▶ The exercise
Look through the records below and collect all lines that hold the string "Wartezeit".

Dataset records
----

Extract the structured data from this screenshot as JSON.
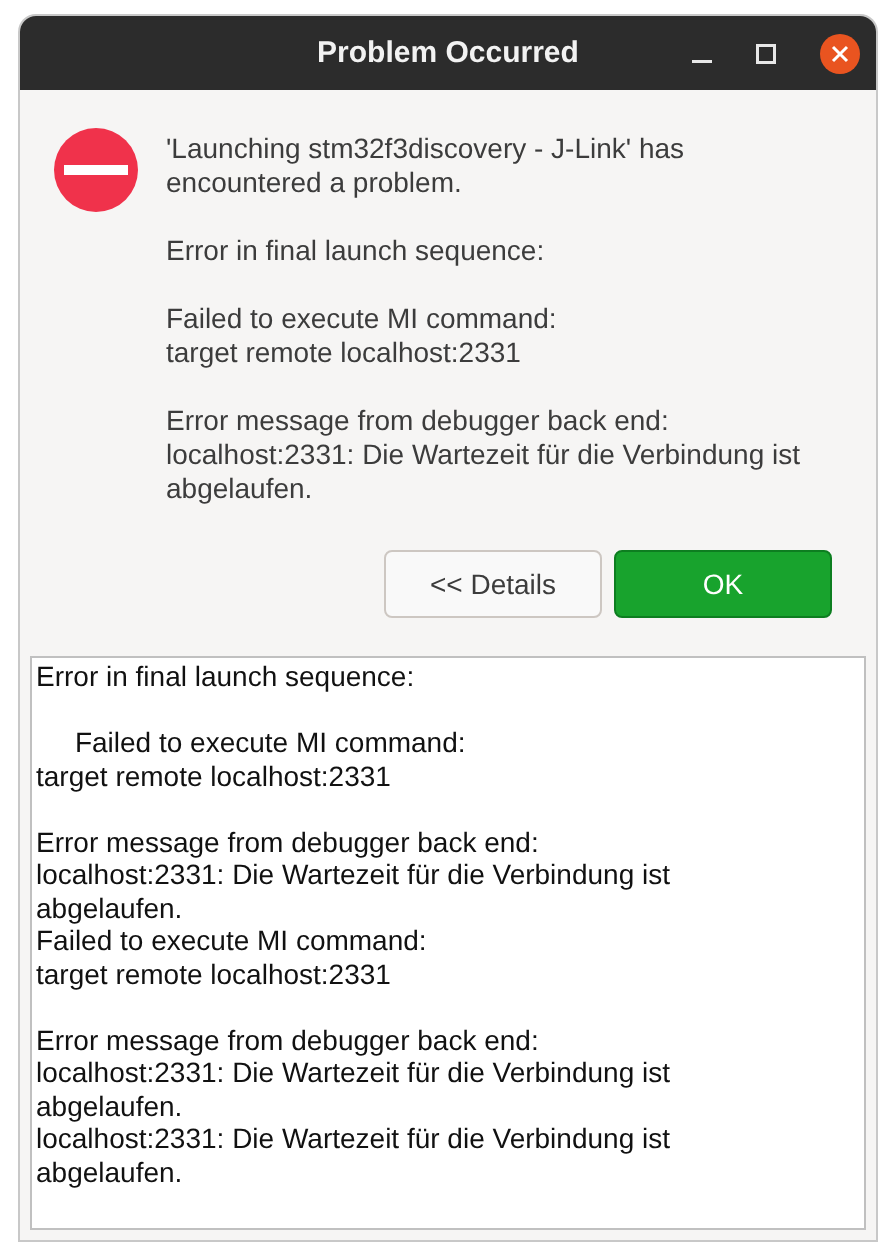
{
  "window": {
    "title": "Problem Occurred"
  },
  "message": {
    "summary": "'Launching stm32f3discovery - J-Link' has encountered a problem.",
    "paragraphs": [
      "Error in final launch sequence:",
      "Failed to execute MI command:\ntarget remote localhost:2331",
      "Error message from debugger back end:\nlocalhost:2331: Die Wartezeit für die Verbindung ist abgelaufen."
    ]
  },
  "buttons": [
    {
      "label": "<< Details",
      "kind": "normal"
    },
    {
      "label": "OK",
      "kind": "default"
    }
  ],
  "details": {
    "value": "Error in final launch sequence:\n\n     Failed to execute MI command:\ntarget remote localhost:2331\n\nError message from debugger back end:\nlocalhost:2331: Die Wartezeit für die Verbindung ist\nabgelaufen.\nFailed to execute MI command:\ntarget remote localhost:2331\n\nError message from debugger back end:\nlocalhost:2331: Die Wartezeit für die Verbindung ist\nabgelaufen.\nlocalhost:2331: Die Wartezeit für die Verbindung ist\nabgelaufen."
  }
}
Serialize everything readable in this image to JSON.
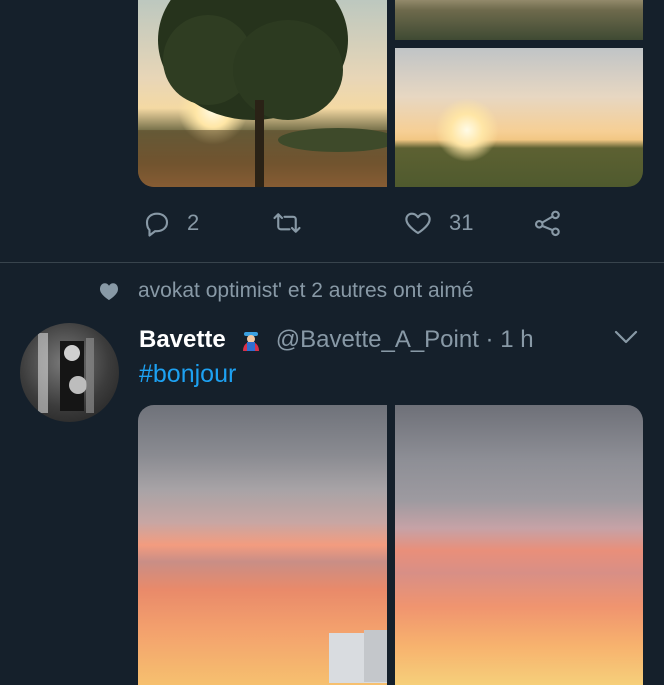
{
  "top_tweet": {
    "actions": {
      "reply_count": "2",
      "retweet_count": "",
      "like_count": "31"
    }
  },
  "social_context": {
    "text": "avokat optimist' et 2 autres ont aimé"
  },
  "tweet": {
    "author_name": "Bavette",
    "handle": "@Bavette_A_Point",
    "separator": "·",
    "time": "1 h",
    "text": "#bonjour"
  },
  "icons": {
    "reply": "reply-icon",
    "retweet": "retweet-icon",
    "like": "heart-icon",
    "share": "share-icon",
    "more": "chevron-down-icon",
    "badge": "emoji-badge-icon"
  },
  "colors": {
    "background": "#15202b",
    "secondary_text": "#8899a6",
    "link": "#1da1f2",
    "divider": "#38444d"
  }
}
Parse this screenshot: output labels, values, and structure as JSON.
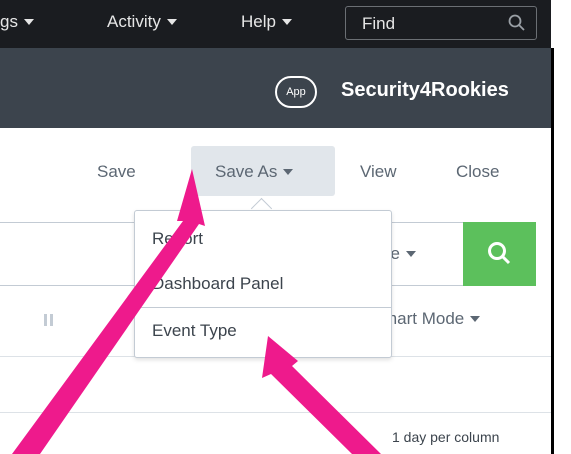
{
  "topbar": {
    "menus": [
      {
        "label": "gs"
      },
      {
        "label": "Activity"
      },
      {
        "label": "Help"
      }
    ],
    "find_placeholder": "Find"
  },
  "appbar": {
    "badge": "App",
    "app_name": "Security4Rookies"
  },
  "toolbar": {
    "save": "Save",
    "save_as": "Save As",
    "view": "View",
    "close": "Close"
  },
  "search": {
    "range_label": "ge",
    "mode_label": "mart Mode"
  },
  "save_as_menu": {
    "items": [
      {
        "label": "Report"
      },
      {
        "label": "Dashboard Panel"
      },
      {
        "label": "Event Type"
      }
    ]
  },
  "timeline": {
    "per_column": "1 day per column"
  },
  "colors": {
    "topbar": "#1a1c20",
    "appbar": "#3c444d",
    "search_button": "#5cc05c",
    "annotation_arrow": "#ee1a8c"
  }
}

----

▶ Result of the exercise
      "Error message from debugger back end:\nlocalhost:2331: Die Wartezeit für die Verbindung ist abgelaufen."
    "value": "Error in final launch sequence:\n\n     Failed to execute MI command:\ntarget remote localhost:2331\n\nError message from debugger back end:\nlocalhost:2331: Die Wartezeit für die Verbindung ist\nabgelaufen.\nFailed to execute MI command:\ntarget remote localhost:2331\n\nError message from debugger back end:\nlocalhost:2331: Die Wartezeit für die Verbindung ist\nabgelaufen.\nlocalhost:2331: Die Wartezeit für die Verbindung ist\nabgelaufen."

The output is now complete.